## DIRECTIONS FOR THIS TASK
Images should be left out, and everything else in the listing reproduced exactly.

(Extracted data entries)
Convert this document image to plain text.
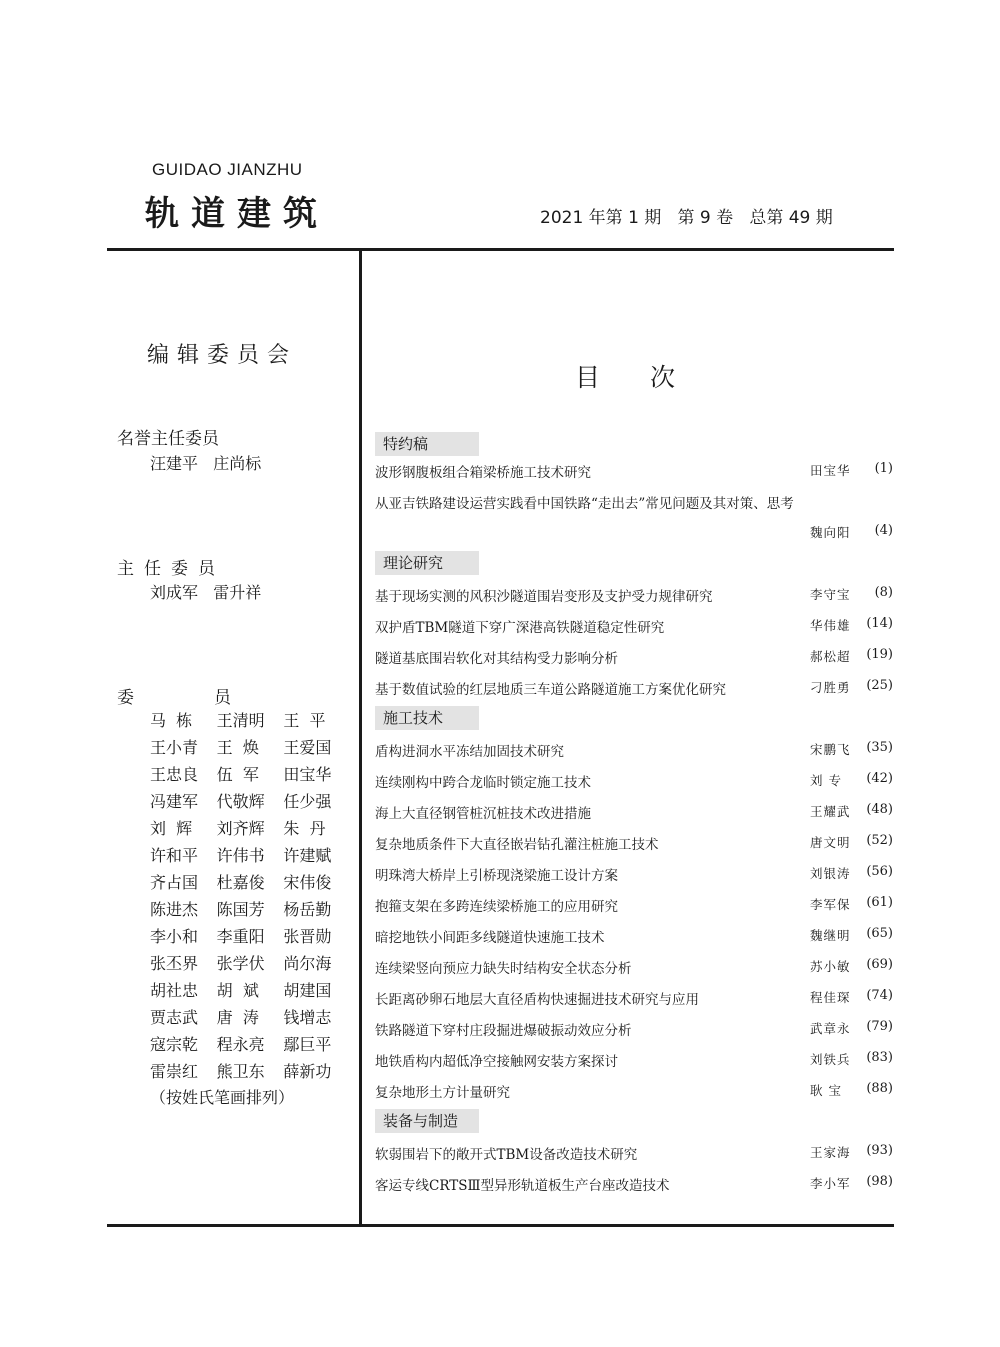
GUIDAO JIANZHU
轨道建筑	2021 年第 1 期   第 9 卷   总第 49 期
编辑委员会
名誉主任委员
汪建平   庄尚标
主任委员
刘成军   雷升祥
委	员
马  栋	王清明	王  平
王小青	王  焕	王爱国
王忠良	伍  军	田宝华
冯建军	代敬辉	任少强
刘  辉	刘齐辉	朱  丹
许和平	许伟书	许建赋
齐占国	杜嘉俊	宋伟俊
陈进杰	陈国芳	杨岳勤
李小和	李重阳	张晋勋
张丕界	张学伏	尚尔海
胡社忠	胡  斌	胡建国
贾志武	唐  涛	钱增志
寇宗乾	程永亮	鄢巨平
雷崇红	熊卫东	薛新功
（按姓氏笔画排列）
目　　次
特约稿
理论研究
施工技术
装备与制造
波形钢腹板组合箱梁桥施工技术研究	田宝华	(1)
从亚吉铁路建设运营实践看中国铁路“走出去”常见问题及其对策、思考
魏向阳	(4)
基于现场实测的风积沙隧道围岩变形及支护受力规律研究	李守宝	(8)
双护盾TBM隧道下穿广深港高铁隧道稳定性研究	华伟雄	(14)
隧道基底围岩软化对其结构受力影响分析	郝松超	(19)
基于数值试验的红层地质三车道公路隧道施工方案优化研究	刁胜勇	(25)
盾构进洞水平冻结加固技术研究	宋鹏飞	(35)
连续刚构中跨合龙临时锁定施工技术	刘 专	(42)
海上大直径钢管桩沉桩技术改进措施	王耀武	(48)
复杂地质条件下大直径嵌岩钻孔灌注桩施工技术	唐文明	(52)
明珠湾大桥岸上引桥现浇梁施工设计方案	刘银涛	(56)
抱箍支架在多跨连续梁桥施工的应用研究	李军保	(61)
暗挖地铁小间距多线隧道快速施工技术	魏继明	(65)
连续梁竖向预应力缺失时结构安全状态分析	苏小敏	(69)
长距离砂卵石地层大直径盾构快速掘进技术研究与应用	程佳琛	(74)
铁路隧道下穿村庄段掘进爆破振动效应分析	武章永	(79)
地铁盾构内超低净空接触网安装方案探讨	刘铁兵	(83)
复杂地形土方计量研究	耿 宝	(88)
软弱围岩下的敞开式TBM设备改造技术研究	王家海	(93)
客运专线CRTSⅢ型异形轨道板生产台座改造技术	李小军	(98)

## ANSWER TO THIS EXERCISE
Convert this document image to plain text.
GUIDAO JIANZHU
轨道建筑	2021 年第 1 期   第 9 卷   总第 49 期
编辑委员会
名誉主任委员
汪建平   庄尚标
主任委员
刘成军   雷升祥
委	员
马  栋	王清明	王  平
王小青	王  焕	王爱国
王忠良	伍  军	田宝华
冯建军	代敬辉	任少强
刘  辉	刘齐辉	朱  丹
许和平	许伟书	许建赋
齐占国	杜嘉俊	宋伟俊
陈进杰	陈国芳	杨岳勤
李小和	李重阳	张晋勋
张丕界	张学伏	尚尔海
胡社忠	胡  斌	胡建国
贾志武	唐  涛	钱增志
寇宗乾	程永亮	鄢巨平
雷崇红	熊卫东	薛新功
（按姓氏笔画排列）
目　　次
特约稿
理论研究
施工技术
装备与制造
波形钢腹板组合箱梁桥施工技术研究	田宝华	(1)
从亚吉铁路建设运营实践看中国铁路“走出去”常见问题及其对策、思考
魏向阳	(4)
基于现场实测的风积沙隧道围岩变形及支护受力规律研究	李守宝	(8)
双护盾TBM隧道下穿广深港高铁隧道稳定性研究	华伟雄	(14)
隧道基底围岩软化对其结构受力影响分析	郝松超	(19)
基于数值试验的红层地质三车道公路隧道施工方案优化研究	刁胜勇	(25)
盾构进洞水平冻结加固技术研究	宋鹏飞	(35)
连续刚构中跨合龙临时锁定施工技术	刘 专	(42)
海上大直径钢管桩沉桩技术改进措施	王耀武	(48)
复杂地质条件下大直径嵌岩钻孔灌注桩施工技术	唐文明	(52)
明珠湾大桥岸上引桥现浇梁施工设计方案	刘银涛	(56)
抱箍支架在多跨连续梁桥施工的应用研究	李军保	(61)
暗挖地铁小间距多线隧道快速施工技术	魏继明	(65)
连续梁竖向预应力缺失时结构安全状态分析	苏小敏	(69)
长距离砂卵石地层大直径盾构快速掘进技术研究与应用	程佳琛	(74)
铁路隧道下穿村庄段掘进爆破振动效应分析	武章永	(79)
地铁盾构内超低净空接触网安装方案探讨	刘铁兵	(83)
复杂地形土方计量研究	耿 宝	(88)
软弱围岩下的敞开式TBM设备改造技术研究	王家海	(93)
客运专线CRTSⅢ型异形轨道板生产台座改造技术	李小军	(98)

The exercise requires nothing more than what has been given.